### Stated problem
Copy every line of the entries below word for word, changing nothing.

-- Start of Entries --

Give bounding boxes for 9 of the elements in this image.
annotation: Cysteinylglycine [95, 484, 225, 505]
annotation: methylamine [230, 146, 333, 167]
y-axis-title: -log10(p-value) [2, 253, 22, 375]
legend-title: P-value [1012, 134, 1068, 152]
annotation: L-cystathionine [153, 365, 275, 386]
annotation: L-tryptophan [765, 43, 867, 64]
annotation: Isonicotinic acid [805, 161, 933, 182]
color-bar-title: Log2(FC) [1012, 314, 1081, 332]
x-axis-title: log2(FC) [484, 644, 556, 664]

-- End of Entries --

### Answer to this exercise
Give bounding boxes for 9 of the elements in this image.
annotation: Cysteinylglycine [95, 484, 225, 505]
annotation: methylamine [230, 146, 333, 167]
y-axis-title: -log10(p-value) [2, 253, 22, 375]
legend-title: P-value [1012, 134, 1068, 152]
annotation: L-cystathionine [153, 365, 275, 386]
annotation: L-tryptophan [765, 43, 867, 64]
annotation: Isonicotinic acid [805, 161, 933, 182]
color-bar-title: Log2(FC) [1012, 314, 1081, 332]
x-axis-title: log2(FC) [484, 644, 556, 664]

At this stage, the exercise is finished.